>> begin SUPPLIED RECORDS

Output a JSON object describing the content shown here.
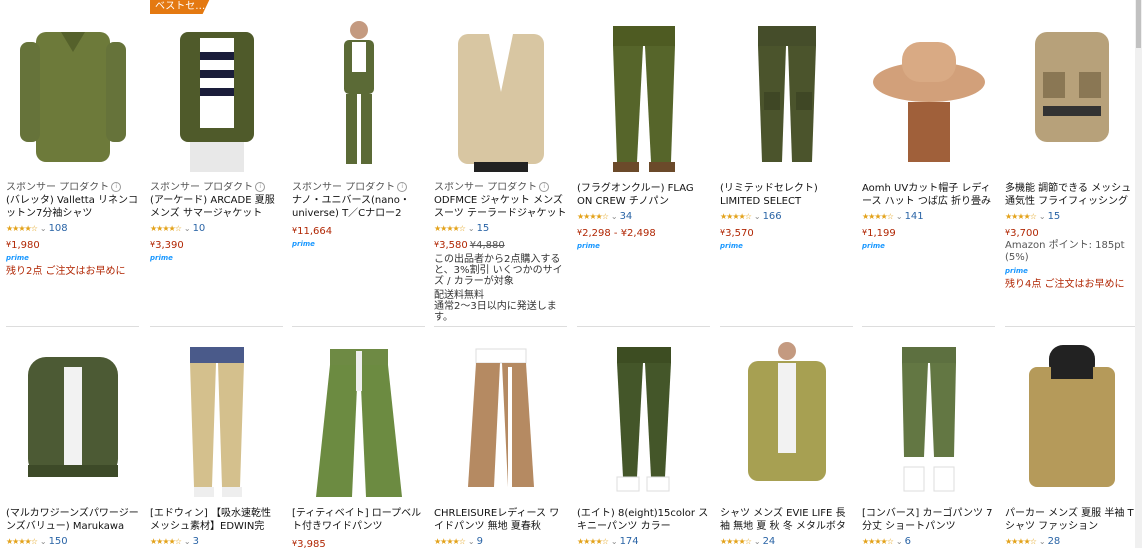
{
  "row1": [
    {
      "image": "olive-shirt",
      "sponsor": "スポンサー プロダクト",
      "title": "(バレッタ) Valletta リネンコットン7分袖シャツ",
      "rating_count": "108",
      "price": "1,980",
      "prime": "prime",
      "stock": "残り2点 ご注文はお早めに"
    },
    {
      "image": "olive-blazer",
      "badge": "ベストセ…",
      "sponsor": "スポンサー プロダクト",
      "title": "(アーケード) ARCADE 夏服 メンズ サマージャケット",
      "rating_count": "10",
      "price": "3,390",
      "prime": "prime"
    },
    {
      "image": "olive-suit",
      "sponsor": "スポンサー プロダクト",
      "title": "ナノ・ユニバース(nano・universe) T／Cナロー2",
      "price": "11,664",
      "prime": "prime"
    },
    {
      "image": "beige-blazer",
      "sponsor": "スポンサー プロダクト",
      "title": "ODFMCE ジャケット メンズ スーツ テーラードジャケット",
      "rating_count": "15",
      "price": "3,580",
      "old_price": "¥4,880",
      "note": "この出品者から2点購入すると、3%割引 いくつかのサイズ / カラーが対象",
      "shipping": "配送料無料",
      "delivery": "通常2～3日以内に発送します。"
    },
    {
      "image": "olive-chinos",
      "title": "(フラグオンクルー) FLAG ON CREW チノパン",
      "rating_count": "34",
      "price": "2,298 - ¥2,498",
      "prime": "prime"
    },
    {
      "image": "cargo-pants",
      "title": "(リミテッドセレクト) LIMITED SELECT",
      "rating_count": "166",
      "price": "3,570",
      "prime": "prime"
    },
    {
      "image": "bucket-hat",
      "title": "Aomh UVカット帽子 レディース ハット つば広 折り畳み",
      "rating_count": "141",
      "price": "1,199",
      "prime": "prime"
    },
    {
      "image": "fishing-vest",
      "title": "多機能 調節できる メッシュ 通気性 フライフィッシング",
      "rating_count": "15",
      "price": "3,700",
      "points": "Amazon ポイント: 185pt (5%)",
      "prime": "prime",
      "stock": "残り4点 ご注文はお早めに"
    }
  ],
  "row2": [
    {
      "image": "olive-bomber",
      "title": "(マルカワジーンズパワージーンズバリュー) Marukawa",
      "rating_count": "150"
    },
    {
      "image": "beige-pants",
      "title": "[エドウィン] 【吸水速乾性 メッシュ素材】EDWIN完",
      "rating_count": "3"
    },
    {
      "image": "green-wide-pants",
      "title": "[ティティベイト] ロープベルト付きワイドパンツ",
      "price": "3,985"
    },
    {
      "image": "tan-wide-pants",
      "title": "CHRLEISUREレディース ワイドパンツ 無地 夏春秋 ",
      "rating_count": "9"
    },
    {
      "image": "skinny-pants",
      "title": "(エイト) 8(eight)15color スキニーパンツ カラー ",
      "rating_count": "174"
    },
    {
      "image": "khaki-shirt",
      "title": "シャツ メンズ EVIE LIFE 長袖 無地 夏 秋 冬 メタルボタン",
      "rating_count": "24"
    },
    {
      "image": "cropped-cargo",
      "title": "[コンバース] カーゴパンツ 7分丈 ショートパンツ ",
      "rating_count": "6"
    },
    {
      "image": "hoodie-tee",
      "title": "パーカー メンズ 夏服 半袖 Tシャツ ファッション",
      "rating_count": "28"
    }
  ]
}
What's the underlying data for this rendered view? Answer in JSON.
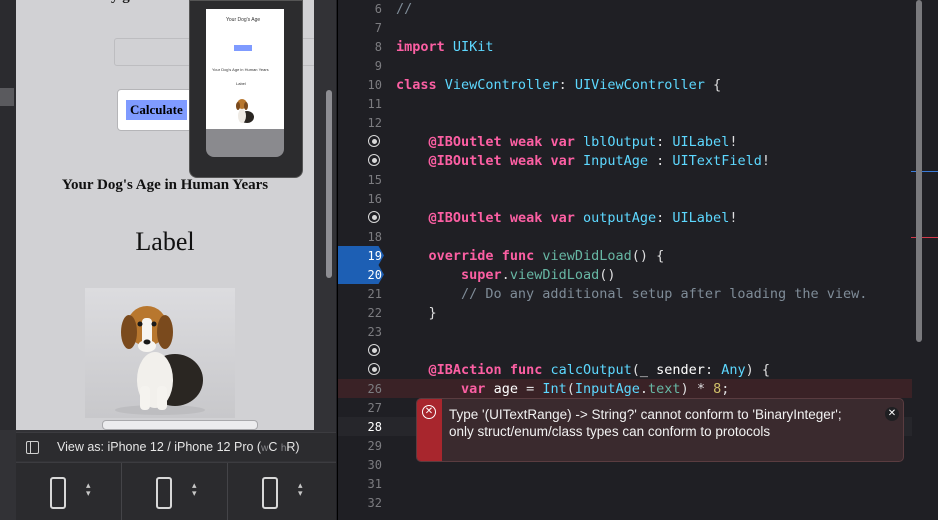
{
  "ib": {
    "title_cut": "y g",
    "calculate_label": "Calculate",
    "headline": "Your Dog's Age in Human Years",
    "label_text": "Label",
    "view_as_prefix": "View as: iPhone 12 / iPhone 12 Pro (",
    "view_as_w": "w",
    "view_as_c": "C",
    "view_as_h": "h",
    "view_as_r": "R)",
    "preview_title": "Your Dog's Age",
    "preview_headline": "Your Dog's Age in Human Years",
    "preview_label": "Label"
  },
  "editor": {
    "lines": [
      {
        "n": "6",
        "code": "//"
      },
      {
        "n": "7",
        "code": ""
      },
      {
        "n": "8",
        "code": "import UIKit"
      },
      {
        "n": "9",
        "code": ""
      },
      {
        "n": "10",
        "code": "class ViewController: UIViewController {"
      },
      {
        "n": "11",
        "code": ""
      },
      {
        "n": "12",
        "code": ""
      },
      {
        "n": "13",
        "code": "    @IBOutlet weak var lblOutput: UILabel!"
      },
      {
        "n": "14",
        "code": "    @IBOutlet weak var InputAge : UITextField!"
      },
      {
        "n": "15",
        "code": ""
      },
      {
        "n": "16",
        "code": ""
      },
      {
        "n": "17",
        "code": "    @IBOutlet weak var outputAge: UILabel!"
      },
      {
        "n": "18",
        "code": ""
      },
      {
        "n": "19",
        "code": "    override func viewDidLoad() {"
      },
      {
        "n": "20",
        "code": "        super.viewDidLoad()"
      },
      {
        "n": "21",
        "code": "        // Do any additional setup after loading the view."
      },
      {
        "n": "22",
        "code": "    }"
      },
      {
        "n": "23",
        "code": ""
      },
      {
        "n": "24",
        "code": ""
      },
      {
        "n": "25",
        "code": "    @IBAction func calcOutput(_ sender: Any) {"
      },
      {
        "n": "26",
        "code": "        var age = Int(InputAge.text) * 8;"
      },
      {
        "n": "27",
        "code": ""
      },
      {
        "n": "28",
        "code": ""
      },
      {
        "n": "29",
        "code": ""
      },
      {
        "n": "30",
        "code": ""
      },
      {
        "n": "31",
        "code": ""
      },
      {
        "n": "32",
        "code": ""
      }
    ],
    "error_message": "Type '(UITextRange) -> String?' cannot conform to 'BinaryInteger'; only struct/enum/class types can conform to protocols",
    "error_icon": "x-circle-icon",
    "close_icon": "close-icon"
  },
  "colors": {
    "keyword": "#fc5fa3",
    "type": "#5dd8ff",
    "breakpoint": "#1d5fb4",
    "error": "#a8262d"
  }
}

>> end SUPPLIED RECORDS

- TASK TO COMPLETE: Copy the lines from the entries above in which the word "stock" appears.

- SOLUTION TO THIS EXERCISE:
      "stock": "残り2点 ご注文はお早めに"
      "stock": "残り4点 ご注文はお早めに"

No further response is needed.